**Data provided**:
☆ ☆ ☆ ☆ ☆

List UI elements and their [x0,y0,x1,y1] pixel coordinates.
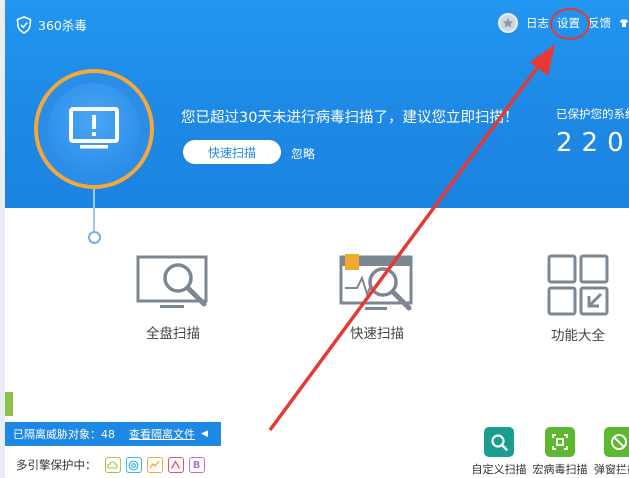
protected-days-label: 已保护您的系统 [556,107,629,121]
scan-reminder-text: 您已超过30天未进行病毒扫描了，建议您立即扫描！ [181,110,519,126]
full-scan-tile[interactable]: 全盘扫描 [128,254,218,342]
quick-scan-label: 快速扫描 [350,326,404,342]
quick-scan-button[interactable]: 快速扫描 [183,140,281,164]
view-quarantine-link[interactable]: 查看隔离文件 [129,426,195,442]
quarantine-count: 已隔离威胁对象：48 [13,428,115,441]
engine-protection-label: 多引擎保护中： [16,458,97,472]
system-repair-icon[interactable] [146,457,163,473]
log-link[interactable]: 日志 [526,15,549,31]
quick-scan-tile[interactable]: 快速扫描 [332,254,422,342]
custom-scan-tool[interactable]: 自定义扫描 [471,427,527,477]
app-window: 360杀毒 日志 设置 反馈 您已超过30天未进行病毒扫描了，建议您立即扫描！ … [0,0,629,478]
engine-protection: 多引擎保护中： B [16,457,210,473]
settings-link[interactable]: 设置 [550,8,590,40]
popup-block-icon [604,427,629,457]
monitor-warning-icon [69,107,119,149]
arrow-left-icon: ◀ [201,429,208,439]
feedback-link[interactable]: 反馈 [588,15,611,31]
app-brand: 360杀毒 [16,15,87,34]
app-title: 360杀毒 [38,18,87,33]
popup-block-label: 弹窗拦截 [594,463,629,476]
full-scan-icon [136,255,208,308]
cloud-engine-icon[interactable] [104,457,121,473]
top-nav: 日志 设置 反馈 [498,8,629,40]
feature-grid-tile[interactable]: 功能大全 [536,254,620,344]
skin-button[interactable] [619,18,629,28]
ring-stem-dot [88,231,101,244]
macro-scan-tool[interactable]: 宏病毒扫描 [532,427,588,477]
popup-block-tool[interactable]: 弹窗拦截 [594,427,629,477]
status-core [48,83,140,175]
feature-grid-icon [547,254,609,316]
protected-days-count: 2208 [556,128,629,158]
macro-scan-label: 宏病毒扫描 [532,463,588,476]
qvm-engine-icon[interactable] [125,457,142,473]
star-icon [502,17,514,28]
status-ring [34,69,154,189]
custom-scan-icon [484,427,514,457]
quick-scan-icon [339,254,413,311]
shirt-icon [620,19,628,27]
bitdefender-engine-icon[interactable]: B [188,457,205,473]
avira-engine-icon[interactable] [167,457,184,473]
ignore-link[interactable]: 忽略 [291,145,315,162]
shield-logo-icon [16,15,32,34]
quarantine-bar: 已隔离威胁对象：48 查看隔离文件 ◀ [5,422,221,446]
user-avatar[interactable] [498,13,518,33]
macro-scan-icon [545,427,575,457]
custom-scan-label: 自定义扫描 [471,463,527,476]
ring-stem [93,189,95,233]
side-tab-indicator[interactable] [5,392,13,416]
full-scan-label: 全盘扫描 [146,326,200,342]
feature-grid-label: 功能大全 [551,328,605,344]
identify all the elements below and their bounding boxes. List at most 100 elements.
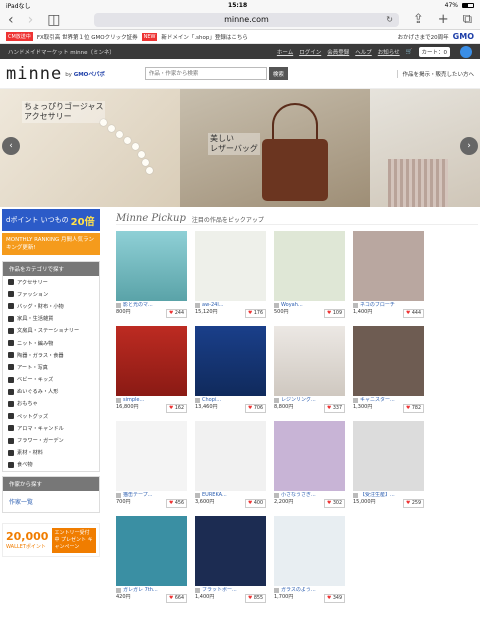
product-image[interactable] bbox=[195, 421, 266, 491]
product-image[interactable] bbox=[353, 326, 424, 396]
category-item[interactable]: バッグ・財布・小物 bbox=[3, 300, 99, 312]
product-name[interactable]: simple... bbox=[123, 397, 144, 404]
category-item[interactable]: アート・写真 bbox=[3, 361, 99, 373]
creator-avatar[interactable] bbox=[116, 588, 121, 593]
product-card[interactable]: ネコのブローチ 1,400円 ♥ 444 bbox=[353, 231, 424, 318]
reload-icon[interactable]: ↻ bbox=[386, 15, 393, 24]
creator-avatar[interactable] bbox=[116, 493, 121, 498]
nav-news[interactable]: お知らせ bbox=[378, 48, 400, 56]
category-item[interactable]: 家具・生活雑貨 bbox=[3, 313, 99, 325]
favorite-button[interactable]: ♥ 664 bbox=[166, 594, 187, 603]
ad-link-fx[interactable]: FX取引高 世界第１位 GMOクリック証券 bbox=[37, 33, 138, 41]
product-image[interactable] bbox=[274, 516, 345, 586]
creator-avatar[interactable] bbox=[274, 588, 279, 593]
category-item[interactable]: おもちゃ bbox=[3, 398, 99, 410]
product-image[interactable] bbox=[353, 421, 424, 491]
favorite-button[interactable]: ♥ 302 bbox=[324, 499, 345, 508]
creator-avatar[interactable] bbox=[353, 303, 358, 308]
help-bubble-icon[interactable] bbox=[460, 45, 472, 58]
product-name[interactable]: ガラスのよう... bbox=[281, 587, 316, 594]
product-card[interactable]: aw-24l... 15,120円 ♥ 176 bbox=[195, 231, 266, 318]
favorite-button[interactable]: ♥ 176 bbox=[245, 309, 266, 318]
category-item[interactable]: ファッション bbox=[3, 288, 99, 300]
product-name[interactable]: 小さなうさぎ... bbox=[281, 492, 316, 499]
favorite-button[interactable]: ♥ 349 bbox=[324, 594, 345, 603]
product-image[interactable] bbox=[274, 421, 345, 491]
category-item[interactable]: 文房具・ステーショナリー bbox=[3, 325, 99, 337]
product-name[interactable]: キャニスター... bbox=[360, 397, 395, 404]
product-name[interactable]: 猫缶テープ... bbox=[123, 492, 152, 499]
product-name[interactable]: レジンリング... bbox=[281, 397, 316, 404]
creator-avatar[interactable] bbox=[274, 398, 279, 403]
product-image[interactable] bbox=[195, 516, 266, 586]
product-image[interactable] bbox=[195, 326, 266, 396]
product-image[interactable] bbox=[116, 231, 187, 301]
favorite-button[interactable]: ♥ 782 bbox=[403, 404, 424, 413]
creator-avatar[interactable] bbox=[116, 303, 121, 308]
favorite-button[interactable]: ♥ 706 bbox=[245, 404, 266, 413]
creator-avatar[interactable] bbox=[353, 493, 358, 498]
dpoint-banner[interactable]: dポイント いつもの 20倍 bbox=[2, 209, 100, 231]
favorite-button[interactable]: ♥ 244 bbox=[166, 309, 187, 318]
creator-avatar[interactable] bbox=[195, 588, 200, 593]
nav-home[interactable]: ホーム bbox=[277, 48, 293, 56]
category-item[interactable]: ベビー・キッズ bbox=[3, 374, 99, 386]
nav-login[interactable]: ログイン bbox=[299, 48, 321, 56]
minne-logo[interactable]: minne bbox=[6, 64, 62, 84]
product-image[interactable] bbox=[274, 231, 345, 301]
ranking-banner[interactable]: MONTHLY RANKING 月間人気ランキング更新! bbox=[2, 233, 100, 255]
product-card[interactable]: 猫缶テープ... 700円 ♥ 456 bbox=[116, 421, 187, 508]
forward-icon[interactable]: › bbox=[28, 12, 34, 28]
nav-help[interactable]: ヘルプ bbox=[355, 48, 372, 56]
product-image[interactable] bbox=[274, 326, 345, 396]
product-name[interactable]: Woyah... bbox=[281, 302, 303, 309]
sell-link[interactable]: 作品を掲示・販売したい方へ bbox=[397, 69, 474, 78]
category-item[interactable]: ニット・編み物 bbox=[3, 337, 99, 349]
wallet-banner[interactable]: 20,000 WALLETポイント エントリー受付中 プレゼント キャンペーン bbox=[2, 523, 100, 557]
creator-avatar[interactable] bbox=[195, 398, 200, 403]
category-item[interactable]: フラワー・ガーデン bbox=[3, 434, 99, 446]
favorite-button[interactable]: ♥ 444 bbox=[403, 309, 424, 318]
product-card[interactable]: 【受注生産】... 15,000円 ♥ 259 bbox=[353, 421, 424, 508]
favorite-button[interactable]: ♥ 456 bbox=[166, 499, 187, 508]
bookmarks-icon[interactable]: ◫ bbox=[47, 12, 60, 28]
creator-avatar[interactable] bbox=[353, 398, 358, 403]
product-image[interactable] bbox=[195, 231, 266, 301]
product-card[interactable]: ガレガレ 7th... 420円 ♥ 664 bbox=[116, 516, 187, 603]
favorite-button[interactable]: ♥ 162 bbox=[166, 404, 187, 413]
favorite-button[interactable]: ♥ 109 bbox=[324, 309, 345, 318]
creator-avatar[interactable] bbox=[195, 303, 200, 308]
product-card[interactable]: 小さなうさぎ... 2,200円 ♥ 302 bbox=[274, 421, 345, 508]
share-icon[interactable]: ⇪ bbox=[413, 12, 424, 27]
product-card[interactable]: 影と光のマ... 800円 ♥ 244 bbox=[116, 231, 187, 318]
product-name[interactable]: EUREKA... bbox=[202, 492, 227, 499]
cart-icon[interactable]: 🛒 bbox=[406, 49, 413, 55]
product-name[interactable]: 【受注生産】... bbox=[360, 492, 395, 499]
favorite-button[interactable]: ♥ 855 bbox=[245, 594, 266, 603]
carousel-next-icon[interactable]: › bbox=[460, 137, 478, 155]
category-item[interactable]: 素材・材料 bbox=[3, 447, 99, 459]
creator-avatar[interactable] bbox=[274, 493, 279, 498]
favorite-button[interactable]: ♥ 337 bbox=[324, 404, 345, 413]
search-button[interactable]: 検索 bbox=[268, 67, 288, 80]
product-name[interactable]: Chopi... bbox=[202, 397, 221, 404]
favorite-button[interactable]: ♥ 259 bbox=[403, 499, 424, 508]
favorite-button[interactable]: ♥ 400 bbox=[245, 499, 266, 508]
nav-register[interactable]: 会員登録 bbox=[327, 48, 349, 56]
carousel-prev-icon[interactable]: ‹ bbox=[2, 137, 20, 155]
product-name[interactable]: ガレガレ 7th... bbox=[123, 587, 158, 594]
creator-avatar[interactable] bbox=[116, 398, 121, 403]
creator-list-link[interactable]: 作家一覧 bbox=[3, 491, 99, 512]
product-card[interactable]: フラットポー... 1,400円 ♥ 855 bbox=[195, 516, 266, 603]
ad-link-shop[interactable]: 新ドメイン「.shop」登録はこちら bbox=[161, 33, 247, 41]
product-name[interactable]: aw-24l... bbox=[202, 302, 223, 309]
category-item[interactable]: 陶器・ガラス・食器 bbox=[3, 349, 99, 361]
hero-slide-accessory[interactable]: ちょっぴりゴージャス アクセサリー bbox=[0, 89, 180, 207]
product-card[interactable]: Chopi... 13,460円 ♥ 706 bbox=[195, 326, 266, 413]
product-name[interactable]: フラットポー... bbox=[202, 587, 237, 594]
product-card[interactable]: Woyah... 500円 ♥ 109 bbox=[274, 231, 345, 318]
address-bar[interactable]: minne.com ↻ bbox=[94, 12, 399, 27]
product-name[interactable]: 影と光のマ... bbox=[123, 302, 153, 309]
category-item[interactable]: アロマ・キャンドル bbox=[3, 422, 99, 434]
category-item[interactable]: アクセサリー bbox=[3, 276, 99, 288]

☆ ☆ ☆ ☆ ☆

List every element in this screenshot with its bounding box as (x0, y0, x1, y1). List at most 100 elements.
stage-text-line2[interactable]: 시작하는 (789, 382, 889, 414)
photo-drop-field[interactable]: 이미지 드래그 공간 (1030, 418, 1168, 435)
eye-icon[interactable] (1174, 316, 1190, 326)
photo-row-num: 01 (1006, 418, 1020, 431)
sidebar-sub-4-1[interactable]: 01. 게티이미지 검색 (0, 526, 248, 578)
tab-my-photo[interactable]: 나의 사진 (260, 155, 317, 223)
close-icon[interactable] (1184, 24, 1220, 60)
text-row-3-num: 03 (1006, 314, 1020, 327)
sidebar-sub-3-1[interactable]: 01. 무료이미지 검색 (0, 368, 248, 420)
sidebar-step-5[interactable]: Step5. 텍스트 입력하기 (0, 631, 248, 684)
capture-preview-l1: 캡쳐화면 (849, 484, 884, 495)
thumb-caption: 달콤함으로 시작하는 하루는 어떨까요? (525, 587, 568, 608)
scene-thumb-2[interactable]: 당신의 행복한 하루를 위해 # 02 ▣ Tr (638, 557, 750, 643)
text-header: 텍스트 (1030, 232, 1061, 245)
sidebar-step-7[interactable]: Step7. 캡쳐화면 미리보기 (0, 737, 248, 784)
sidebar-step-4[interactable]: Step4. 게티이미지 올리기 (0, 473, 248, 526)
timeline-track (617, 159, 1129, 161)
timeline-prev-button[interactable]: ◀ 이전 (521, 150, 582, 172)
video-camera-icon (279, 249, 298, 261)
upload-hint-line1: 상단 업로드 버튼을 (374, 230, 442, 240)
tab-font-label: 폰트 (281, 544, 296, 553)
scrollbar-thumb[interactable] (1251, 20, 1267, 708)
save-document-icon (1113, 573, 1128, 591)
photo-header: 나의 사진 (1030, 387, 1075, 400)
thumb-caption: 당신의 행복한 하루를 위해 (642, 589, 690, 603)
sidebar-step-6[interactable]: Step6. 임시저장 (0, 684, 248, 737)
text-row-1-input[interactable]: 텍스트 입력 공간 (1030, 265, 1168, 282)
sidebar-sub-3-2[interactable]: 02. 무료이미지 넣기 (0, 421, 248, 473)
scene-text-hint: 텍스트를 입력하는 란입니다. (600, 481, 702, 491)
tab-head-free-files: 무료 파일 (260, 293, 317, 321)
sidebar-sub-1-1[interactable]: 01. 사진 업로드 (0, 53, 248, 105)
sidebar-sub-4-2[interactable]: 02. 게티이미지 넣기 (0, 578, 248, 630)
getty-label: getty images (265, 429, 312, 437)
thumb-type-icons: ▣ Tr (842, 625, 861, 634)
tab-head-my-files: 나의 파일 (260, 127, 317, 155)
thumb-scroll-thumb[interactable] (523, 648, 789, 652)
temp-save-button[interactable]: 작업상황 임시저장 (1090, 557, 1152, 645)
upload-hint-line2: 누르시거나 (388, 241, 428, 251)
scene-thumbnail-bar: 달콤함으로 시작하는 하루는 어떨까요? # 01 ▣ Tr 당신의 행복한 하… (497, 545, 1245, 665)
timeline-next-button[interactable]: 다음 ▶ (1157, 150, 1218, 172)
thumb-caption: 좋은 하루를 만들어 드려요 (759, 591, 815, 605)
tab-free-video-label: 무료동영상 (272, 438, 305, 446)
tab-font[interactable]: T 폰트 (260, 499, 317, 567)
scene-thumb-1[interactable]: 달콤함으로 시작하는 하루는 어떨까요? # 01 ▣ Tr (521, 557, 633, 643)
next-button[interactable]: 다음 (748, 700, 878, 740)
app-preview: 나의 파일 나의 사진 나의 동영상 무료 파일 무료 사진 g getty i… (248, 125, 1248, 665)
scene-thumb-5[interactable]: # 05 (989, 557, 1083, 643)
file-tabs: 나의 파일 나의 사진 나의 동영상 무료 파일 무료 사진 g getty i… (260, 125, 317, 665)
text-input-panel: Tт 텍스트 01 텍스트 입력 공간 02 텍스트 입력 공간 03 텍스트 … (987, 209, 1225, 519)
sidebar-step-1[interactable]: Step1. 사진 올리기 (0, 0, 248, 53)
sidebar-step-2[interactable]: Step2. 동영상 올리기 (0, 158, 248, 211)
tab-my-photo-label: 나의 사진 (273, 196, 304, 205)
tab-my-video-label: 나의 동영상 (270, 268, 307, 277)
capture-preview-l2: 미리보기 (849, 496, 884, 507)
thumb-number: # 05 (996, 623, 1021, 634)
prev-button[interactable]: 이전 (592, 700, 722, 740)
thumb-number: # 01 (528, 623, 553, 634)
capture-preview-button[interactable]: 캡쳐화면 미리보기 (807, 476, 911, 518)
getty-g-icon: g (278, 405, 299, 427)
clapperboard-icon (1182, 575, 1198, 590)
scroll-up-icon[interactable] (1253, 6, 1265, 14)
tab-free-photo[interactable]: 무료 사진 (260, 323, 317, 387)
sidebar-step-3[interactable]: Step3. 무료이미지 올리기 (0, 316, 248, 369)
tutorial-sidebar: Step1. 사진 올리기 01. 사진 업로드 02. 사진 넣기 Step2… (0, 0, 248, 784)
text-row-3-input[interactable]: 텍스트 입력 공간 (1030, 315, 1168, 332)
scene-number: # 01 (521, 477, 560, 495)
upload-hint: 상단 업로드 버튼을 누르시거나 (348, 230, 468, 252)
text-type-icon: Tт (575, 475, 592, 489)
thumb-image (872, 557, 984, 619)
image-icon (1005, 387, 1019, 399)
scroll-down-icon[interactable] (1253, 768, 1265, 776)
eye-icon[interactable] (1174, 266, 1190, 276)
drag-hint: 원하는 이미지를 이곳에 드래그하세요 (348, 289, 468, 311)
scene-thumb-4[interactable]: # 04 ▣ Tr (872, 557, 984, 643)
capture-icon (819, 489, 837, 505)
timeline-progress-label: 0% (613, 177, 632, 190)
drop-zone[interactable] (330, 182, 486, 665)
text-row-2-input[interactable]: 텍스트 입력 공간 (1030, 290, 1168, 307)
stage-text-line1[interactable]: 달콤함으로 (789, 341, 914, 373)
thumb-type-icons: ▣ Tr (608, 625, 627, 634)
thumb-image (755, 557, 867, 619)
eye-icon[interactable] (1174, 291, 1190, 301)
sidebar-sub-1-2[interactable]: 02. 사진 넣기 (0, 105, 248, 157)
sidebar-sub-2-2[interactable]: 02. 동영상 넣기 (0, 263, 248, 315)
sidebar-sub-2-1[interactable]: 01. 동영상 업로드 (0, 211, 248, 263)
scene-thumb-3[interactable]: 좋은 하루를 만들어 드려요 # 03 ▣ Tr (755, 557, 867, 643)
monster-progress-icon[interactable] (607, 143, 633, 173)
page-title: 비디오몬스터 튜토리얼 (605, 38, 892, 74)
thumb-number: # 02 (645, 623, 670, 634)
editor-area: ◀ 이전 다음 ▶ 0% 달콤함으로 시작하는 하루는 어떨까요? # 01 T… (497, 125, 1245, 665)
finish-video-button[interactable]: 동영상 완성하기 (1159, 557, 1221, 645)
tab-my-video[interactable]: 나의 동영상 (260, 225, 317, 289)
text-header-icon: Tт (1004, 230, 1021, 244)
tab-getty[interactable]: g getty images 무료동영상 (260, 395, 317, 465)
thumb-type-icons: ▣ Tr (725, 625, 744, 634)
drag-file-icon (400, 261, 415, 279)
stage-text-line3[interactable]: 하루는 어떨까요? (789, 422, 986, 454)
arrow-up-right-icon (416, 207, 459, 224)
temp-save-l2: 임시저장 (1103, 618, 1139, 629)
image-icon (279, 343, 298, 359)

☆ ☆ ☆ ☆ ☆

**Problem description**: Starting at the line that contains "List every element" and stopping after the line that contains "video-camera-icon (279, 249, 298, 261)", update those entries by changing every "sidebar" to "nav", with everything else left unchanged. Give only those lines in full.

**Completed exercise**:
List every element in this screenshot with its bounding box as (x0, y0, x1, y1). List at most 100 elements.
stage-text-line2[interactable]: 시작하는 (789, 382, 889, 414)
photo-drop-field[interactable]: 이미지 드래그 공간 (1030, 418, 1168, 435)
eye-icon[interactable] (1174, 316, 1190, 326)
photo-row-num: 01 (1006, 418, 1020, 431)
nav-sub-4-1[interactable]: 01. 게티이미지 검색 (0, 526, 248, 578)
tab-my-photo[interactable]: 나의 사진 (260, 155, 317, 223)
close-icon[interactable] (1184, 24, 1220, 60)
text-row-3-num: 03 (1006, 314, 1020, 327)
nav-sub-3-1[interactable]: 01. 무료이미지 검색 (0, 368, 248, 420)
nav-step-5[interactable]: Step5. 텍스트 입력하기 (0, 631, 248, 684)
capture-preview-l1: 캡쳐화면 (849, 484, 884, 495)
thumb-caption: 달콤함으로 시작하는 하루는 어떨까요? (525, 587, 568, 608)
scene-thumb-2[interactable]: 당신의 행복한 하루를 위해 # 02 ▣ Tr (638, 557, 750, 643)
text-header: 텍스트 (1030, 232, 1061, 245)
nav-step-7[interactable]: Step7. 캡쳐화면 미리보기 (0, 737, 248, 784)
nav-step-4[interactable]: Step4. 게티이미지 올리기 (0, 473, 248, 526)
timeline-track (617, 159, 1129, 161)
timeline-prev-button[interactable]: ◀ 이전 (521, 150, 582, 172)
video-camera-icon (279, 249, 298, 261)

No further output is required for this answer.